[Data excerpts]
***
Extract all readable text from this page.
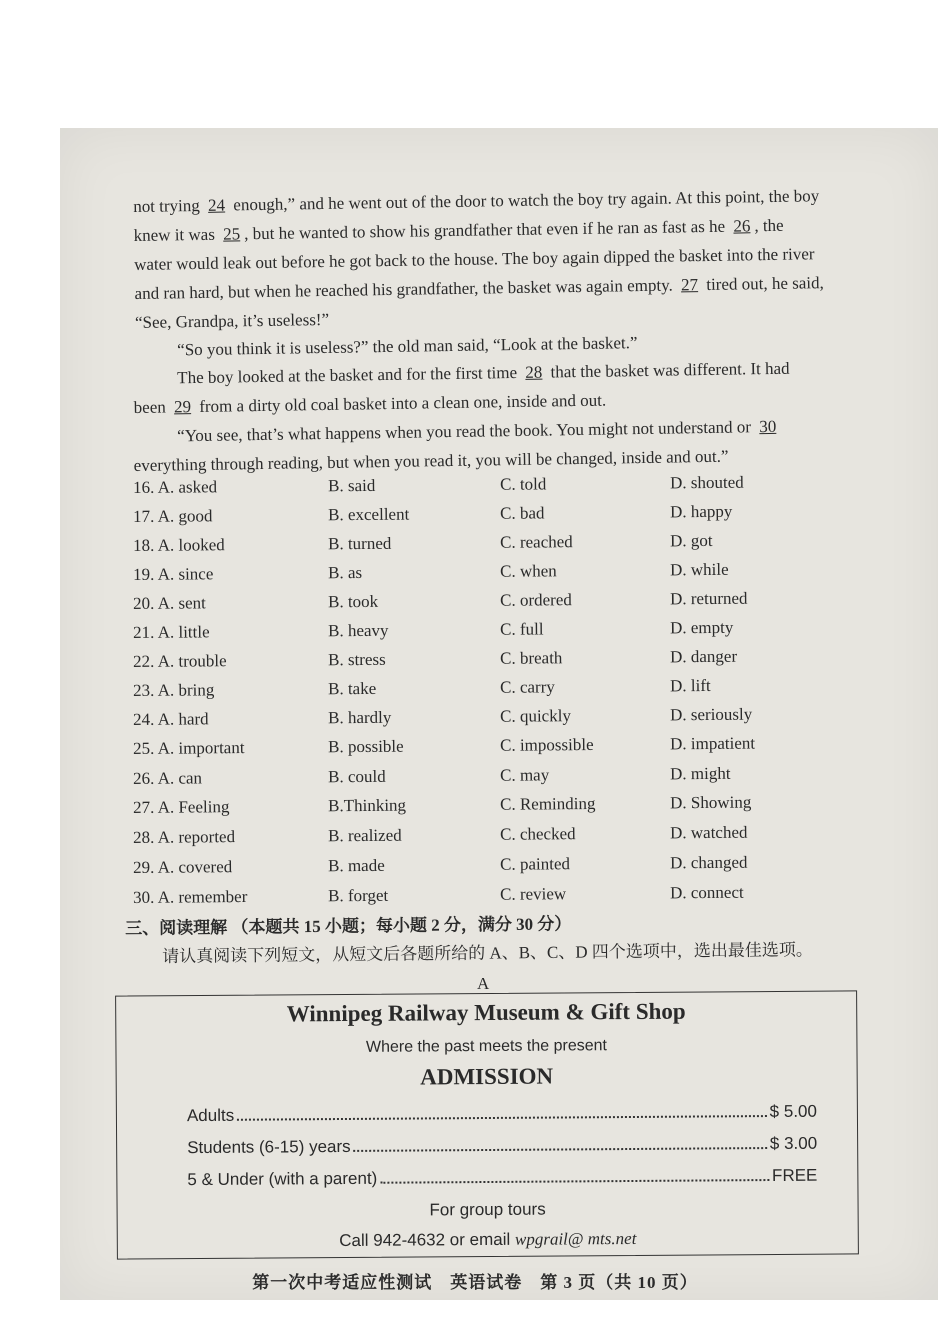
not trying 24 enough,” and he went out of the door to watch the boy try again. At this point, the boy knew it was 25 , but he wanted to show his grandfather that even if he ran as fast as he 26 , the water would leak out before he got back to the house. The boy again dipped the basket into the river and ran hard, but when he reached his grandfather, the basket was again empty. 27 tired out, he said, “See, Grandpa, it’s useless!”
“So you think it is useless?” the old man said, “Look at the basket.”
The boy looked at the basket and for the first time 28 that the basket was different. It had been 29 from a dirty old coal basket into a clean one, inside and out.
“You see, that’s what happens when you read the book. You might not understand or 30 everything through reading, but when you read it, you will be changed, inside and out.”
16. A. asked	B. said	C. told	D. shouted
17. A. good	B. excellent	C. bad	D. happy
18. A. looked	B. turned	C. reached	D. got
19. A. since	B. as	C. when	D. while
20. A. sent	B. took	C. ordered	D. returned
21. A. little	B. heavy	C. full	D. empty
22. A. trouble	B. stress	C. breath	D. danger
23. A. bring	B. take	C. carry	D. lift
24. A. hard	B. hardly	C. quickly	D. seriously
25. A. important	B. possible	C. impossible	D. impatient
26. A. can	B. could	C. may	D. might
27. A. Feeling	B.Thinking	C. Reminding	D. Showing
28. A. reported	B. realized	C. checked	D. watched
29. A. covered	B. made	C. painted	D. changed
30. A. remember	B. forget	C. review	D. connect
三、阅读理解 （本题共 15 小题；每小题 2 分，满分 30 分）
请认真阅读下列短文，从短文后各题所给的 A、B、C、D 四个选项中，选出最佳选项。
A
Winnipeg Railway Museum & Gift Shop
Where the past meets the present
ADMISSION
Adults	$ 5.00
Students (6-15) years	$ 3.00
5 & Under (with a parent)	FREE
For group tours
Call 942-4632 or email wpgrail@ mts.net
第一次中考适应性测试　英语试卷　第 3 页（共 10 页）
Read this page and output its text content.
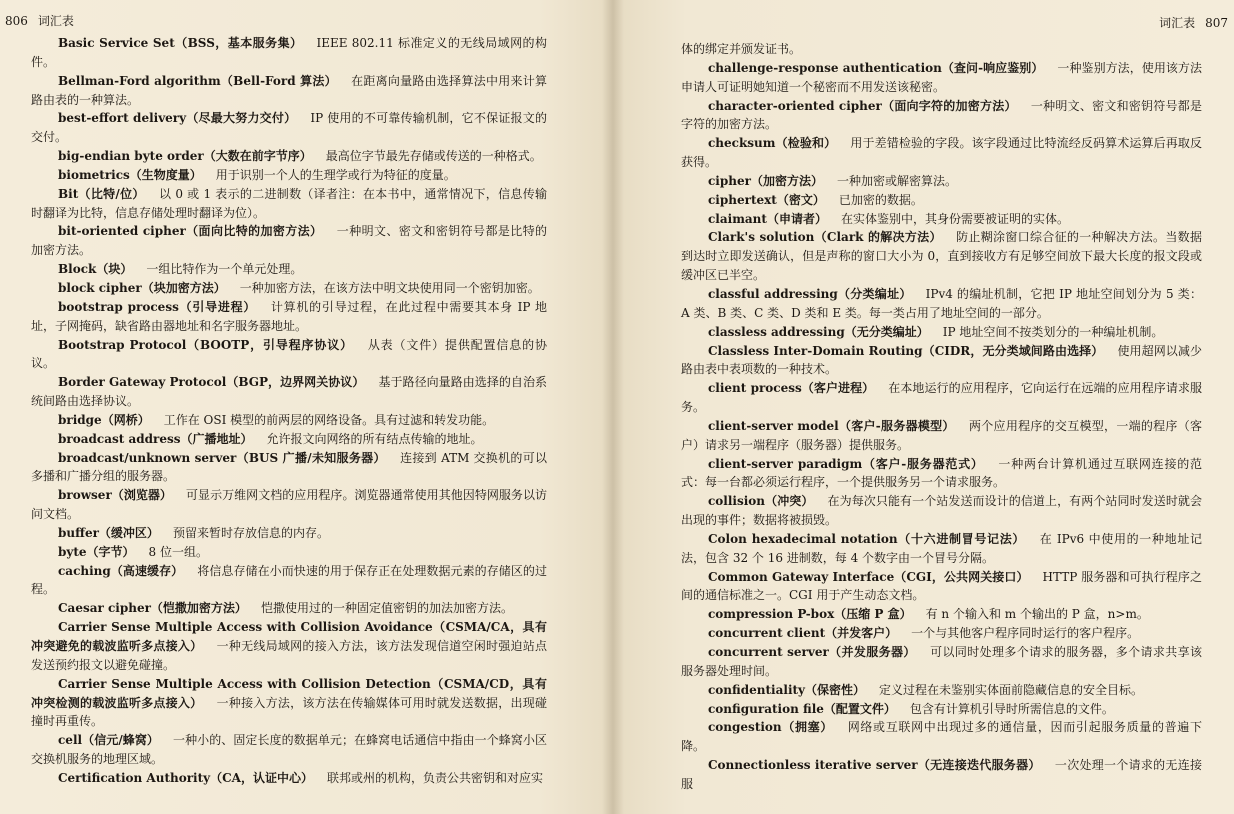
806 词汇表

Basic Service Set（BSS，基本服务集） IEEE 802.11 标准定义的无线局域网的构件。

Bellman-Ford algorithm（Bell-Ford 算法） 在距离向量路由选择算法中用来计算路由表的一种算法。

best-effort delivery（尽最大努力交付） IP 使用的不可靠传输机制，它不保证报文的交付。

big-endian byte order（大数在前字节序） 最高位字节最先存储或传送的一种格式。

biometrics（生物度量） 用于识别一个人的生理学或行为特征的度量。

Bit（比特/位） 以 0 或 1 表示的二进制数（译者注：在本书中，通常情况下，信息传输时翻译为比特，信息存储处理时翻译为位）。

bit-oriented cipher（面向比特的加密方法） 一种明文、密文和密钥符号都是比特的加密方法。

Block（块） 一组比特作为一个单元处理。

block cipher（块加密方法） 一种加密方法，在该方法中明文块使用同一个密钥加密。

bootstrap process（引导进程） 计算机的引导过程，在此过程中需要其本身 IP 地址，子网掩码，缺省路由器地址和名字服务器地址。

Bootstrap Protocol（BOOTP，引导程序协议） 从表（文件）提供配置信息的协议。

Border Gateway Protocol（BGP，边界网关协议） 基于路径向量路由选择的自治系统间路由选择协议。

bridge（网桥） 工作在 OSI 模型的前两层的网络设备。具有过滤和转发功能。

broadcast address（广播地址） 允许报文向网络的所有结点传输的地址。

broadcast/unknown server（BUS 广播/未知服务器） 连接到 ATM 交换机的可以多播和广播分组的服务器。

browser（浏览器） 可显示万维网文档的应用程序。浏览器通常使用其他因特网服务以访问文档。

buffer（缓冲区） 预留来暂时存放信息的内存。

byte（字节） 8 位一组。

caching（高速缓存） 将信息存储在小而快速的用于保存正在处理数据元素的存储区的过程。

Caesar cipher（恺撒加密方法） 恺撒使用过的一种固定值密钥的加法加密方法。

Carrier Sense Multiple Access with Collision Avoidance（CSMA/CA，具有冲突避免的载波监听多点接入） 一种无线局域网的接入方法，该方法发现信道空闲时强迫站点发送预约报文以避免碰撞。

Carrier Sense Multiple Access with Collision Detection（CSMA/CD，具有冲突检测的载波监听多点接入） 一种接入方法，该方法在传输媒体可用时就发送数据，出现碰撞时再重传。

cell（信元/蜂窝） 一种小的、固定长度的数据单元；在蜂窝电话通信中指由一个蜂窝小区交换机服务的地理区域。

Certification Authority（CA，认证中心） 联邦或州的机构，负责公共密钥和对应实

词汇表 807

体的绑定并颁发证书。

challenge-response authentication（查问-响应鉴别） 一种鉴别方法，使用该方法申请人可证明她知道一个秘密而不用发送该秘密。

character-oriented cipher（面向字符的加密方法） 一种明文、密文和密钥符号都是字符的加密方法。

checksum（检验和） 用于差错检验的字段。该字段通过比特流经反码算术运算后再取反获得。

cipher（加密方法） 一种加密或解密算法。

ciphertext（密文） 已加密的数据。

claimant（申请者） 在实体鉴别中，其身份需要被证明的实体。

Clark's solution（Clark 的解决方法） 防止糊涂窗口综合征的一种解决方法。当数据到达时立即发送确认，但是声称的窗口大小为 0，直到接收方有足够空间放下最大长度的报文段或缓冲区已半空。

classful addressing（分类编址） IPv4 的编址机制，它把 IP 地址空间划分为 5 类：A 类、B 类、C 类、D 类和 E 类。每一类占用了地址空间的一部分。

classless addressing（无分类编址） IP 地址空间不按类划分的一种编址机制。

Classless Inter-Domain Routing（CIDR，无分类域间路由选择） 使用超网以减少路由表中表项数的一种技术。

client process（客户进程） 在本地运行的应用程序，它向运行在远端的应用程序请求服务。

client-server model（客户-服务器模型） 两个应用程序的交互模型，一端的程序（客户）请求另一端程序（服务器）提供服务。

client-server paradigm（客户-服务器范式） 一种两台计算机通过互联网连接的范式：每一台都必须运行程序，一个提供服务另一个请求服务。

collision（冲突） 在为每次只能有一个站发送而设计的信道上，有两个站同时发送时就会出现的事件；数据将被损毁。

Colon hexadecimal notation（十六进制冒号记法） 在 IPv6 中使用的一种地址记法，包含 32 个 16 进制数，每 4 个数字由一个冒号分隔。

Common Gateway Interface（CGI，公共网关接口） HTTP 服务器和可执行程序之间的通信标准之一。CGI 用于产生动态文档。

compression P-box（压缩 P 盒） 有 n 个输入和 m 个输出的 P 盒，n>m。

concurrent client（并发客户） 一个与其他客户程序同时运行的客户程序。

concurrent server（并发服务器） 可以同时处理多个请求的服务器，多个请求共享该服务器处理时间。

confidentiality（保密性） 定义过程在未鉴别实体面前隐藏信息的安全目标。

configuration file（配置文件） 包含有计算机引导时所需信息的文件。

congestion（拥塞） 网络或互联网中出现过多的通信量，因而引起服务质量的普遍下降。

Connectionless iterative server（无连接迭代服务器） 一次处理一个请求的无连接服
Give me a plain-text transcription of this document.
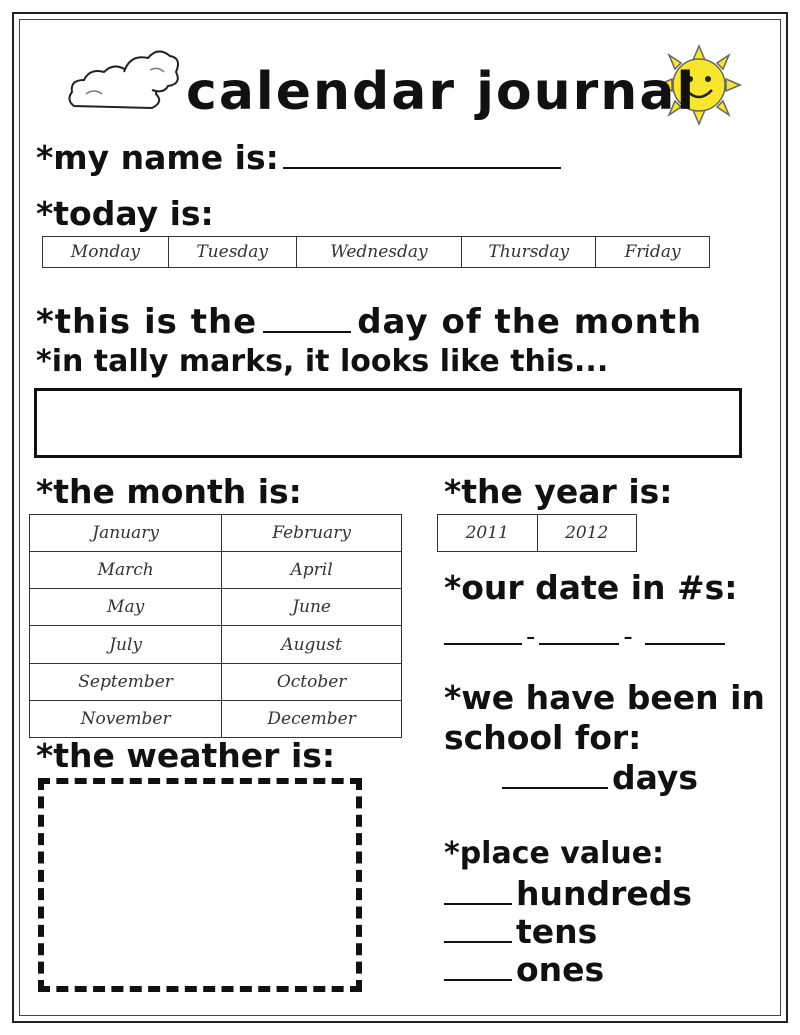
calendar journal
*my name is:
*today is:
Monday	Tuesday	Wednesday	Thursday	Friday
*this is the	day of the month
*in tally marks, it looks like this...
*the month is:
January	February
March	April
May	June
July	August
September	October
November	December
*the weather is:
*the year is:
2011	2012
*our date in #s:
-	-
*we have been in
school for:
days
*place value:
hundreds
tens
ones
***
**The task:**
From the entries above, output every line exactly and omit any image.

**Solution to the problem:**
Extract all readable text from this page.
not trying 24 enough,” and he went out of the door to watch the boy try again. At this point, the boy knew it was 25 , but he wanted to show his grandfather that even if he ran as fast as he 26 , the water would leak out before he got back to the house. The boy again dipped the basket into the river and ran hard, but when he reached his grandfather, the basket was again empty. 27 tired out, he said, “See, Grandpa, it’s useless!”
“So you think it is useless?” the old man said, “Look at the basket.”
The boy looked at the basket and for the first time 28 that the basket was different. It had been 29 from a dirty old coal basket into a clean one, inside and out.
“You see, that’s what happens when you read the book. You might not understand or 30 everything through reading, but when you read it, you will be changed, inside and out.”
16. A. asked	B. said	C. told	D. shouted
17. A. good	B. excellent	C. bad	D. happy
18. A. looked	B. turned	C. reached	D. got
19. A. since	B. as	C. when	D. while
20. A. sent	B. took	C. ordered	D. returned
21. A. little	B. heavy	C. full	D. empty
22. A. trouble	B. stress	C. breath	D. danger
23. A. bring	B. take	C. carry	D. lift
24. A. hard	B. hardly	C. quickly	D. seriously
25. A. important	B. possible	C. impossible	D. impatient
26. A. can	B. could	C. may	D. might
27. A. Feeling	B.Thinking	C. Reminding	D. Showing
28. A. reported	B. realized	C. checked	D. watched
29. A. covered	B. made	C. painted	D. changed
30. A. remember	B. forget	C. review	D. connect
三、阅读理解 （本题共 15 小题；每小题 2 分，满分 30 分）
请认真阅读下列短文，从短文后各题所给的 A、B、C、D 四个选项中，选出最佳选项。
A
Winnipeg Railway Museum & Gift Shop
Where the past meets the present
ADMISSION
Adults	$ 5.00
Students (6-15) years	$ 3.00
5 & Under (with a parent)	FREE
For group tours
Call 942-4632 or email wpgrail@ mts.net
第一次中考适应性测试　英语试卷　第 3 页（共 10 页）
Read this page and output its text content.
806 词汇表

Basic Service Set（BSS，基本服务集） IEEE 802.11 标准定义的无线局域网的构件。

Bellman-Ford algorithm（Bell-Ford 算法） 在距离向量路由选择算法中用来计算路由表的一种算法。

best-effort delivery（尽最大努力交付） IP 使用的不可靠传输机制，它不保证报文的交付。

big-endian byte order（大数在前字节序） 最高位字节最先存储或传送的一种格式。

biometrics（生物度量） 用于识别一个人的生理学或行为特征的度量。

Bit（比特/位） 以 0 或 1 表示的二进制数（译者注：在本书中，通常情况下，信息传输时翻译为比特，信息存储处理时翻译为位）。

bit-oriented cipher（面向比特的加密方法） 一种明文、密文和密钥符号都是比特的加密方法。

Block（块） 一组比特作为一个单元处理。

block cipher（块加密方法） 一种加密方法，在该方法中明文块使用同一个密钥加密。

bootstrap process（引导进程） 计算机的引导过程，在此过程中需要其本身 IP 地址，子网掩码，缺省路由器地址和名字服务器地址。

Bootstrap Protocol（BOOTP，引导程序协议） 从表（文件）提供配置信息的协议。

Border Gateway Protocol（BGP，边界网关协议） 基于路径向量路由选择的自治系统间路由选择协议。

bridge（网桥） 工作在 OSI 模型的前两层的网络设备。具有过滤和转发功能。

broadcast address（广播地址） 允许报文向网络的所有结点传输的地址。

broadcast/unknown server（BUS 广播/未知服务器） 连接到 ATM 交换机的可以多播和广播分组的服务器。

browser（浏览器） 可显示万维网文档的应用程序。浏览器通常使用其他因特网服务以访问文档。

buffer（缓冲区） 预留来暂时存放信息的内存。

byte（字节） 8 位一组。

caching（高速缓存） 将信息存储在小而快速的用于保存正在处理数据元素的存储区的过程。

Caesar cipher（恺撒加密方法） 恺撒使用过的一种固定值密钥的加法加密方法。

Carrier Sense Multiple Access with Collision Avoidance（CSMA/CA，具有冲突避免的载波监听多点接入） 一种无线局域网的接入方法，该方法发现信道空闲时强迫站点发送预约报文以避免碰撞。

Carrier Sense Multiple Access with Collision Detection（CSMA/CD，具有冲突检测的载波监听多点接入） 一种接入方法，该方法在传输媒体可用时就发送数据，出现碰撞时再重传。

cell（信元/蜂窝） 一种小的、固定长度的数据单元；在蜂窝电话通信中指由一个蜂窝小区交换机服务的地理区域。

Certification Authority（CA，认证中心） 联邦或州的机构，负责公共密钥和对应实

词汇表 807

体的绑定并颁发证书。

challenge-response authentication（查问-响应鉴别） 一种鉴别方法，使用该方法申请人可证明她知道一个秘密而不用发送该秘密。

character-oriented cipher（面向字符的加密方法） 一种明文、密文和密钥符号都是字符的加密方法。

checksum（检验和） 用于差错检验的字段。该字段通过比特流经反码算术运算后再取反获得。

cipher（加密方法） 一种加密或解密算法。

ciphertext（密文） 已加密的数据。

claimant（申请者） 在实体鉴别中，其身份需要被证明的实体。

Clark's solution（Clark 的解决方法） 防止糊涂窗口综合征的一种解决方法。当数据到达时立即发送确认，但是声称的窗口大小为 0，直到接收方有足够空间放下最大长度的报文段或缓冲区已半空。

classful addressing（分类编址） IPv4 的编址机制，它把 IP 地址空间划分为 5 类：A 类、B 类、C 类、D 类和 E 类。每一类占用了地址空间的一部分。

classless addressing（无分类编址） IP 地址空间不按类划分的一种编址机制。

Classless Inter-Domain Routing（CIDR，无分类域间路由选择） 使用超网以减少路由表中表项数的一种技术。

client process（客户进程） 在本地运行的应用程序，它向运行在远端的应用程序请求服务。

client-server model（客户-服务器模型） 两个应用程序的交互模型，一端的程序（客户）请求另一端程序（服务器）提供服务。

client-server paradigm（客户-服务器范式） 一种两台计算机通过互联网连接的范式：每一台都必须运行程序，一个提供服务另一个请求服务。

collision（冲突） 在为每次只能有一个站发送而设计的信道上，有两个站同时发送时就会出现的事件；数据将被损毁。

Colon hexadecimal notation（十六进制冒号记法） 在 IPv6 中使用的一种地址记法，包含 32 个 16 进制数，每 4 个数字由一个冒号分隔。

Common Gateway Interface（CGI，公共网关接口） HTTP 服务器和可执行程序之间的通信标准之一。CGI 用于产生动态文档。

compression P-box（压缩 P 盒） 有 n 个输入和 m 个输出的 P 盒，n>m。

concurrent client（并发客户） 一个与其他客户程序同时运行的客户程序。

concurrent server（并发服务器） 可以同时处理多个请求的服务器，多个请求共享该服务器处理时间。

confidentiality（保密性） 定义过程在未鉴别实体面前隐藏信息的安全目标。

configuration file（配置文件） 包含有计算机引导时所需信息的文件。

congestion（拥塞） 网络或互联网中出现过多的通信量，因而引起服务质量的普遍下降。

Connectionless iterative server（无连接迭代服务器） 一次处理一个请求的无连接服
Give me a plain-text transcription of this document.
calendar journal
*my name is:
*today is:
Monday	Tuesday	Wednesday	Thursday	Friday
*this is the	day of the month
*in tally marks, it looks like this...
*the month is:
January	February
March	April
May	June
July	August
September	October
November	December
*the weather is:
*the year is:
2011	2012
*our date in #s:
-	-
*we have been in
school for:
days
*place value:
hundreds
tens
ones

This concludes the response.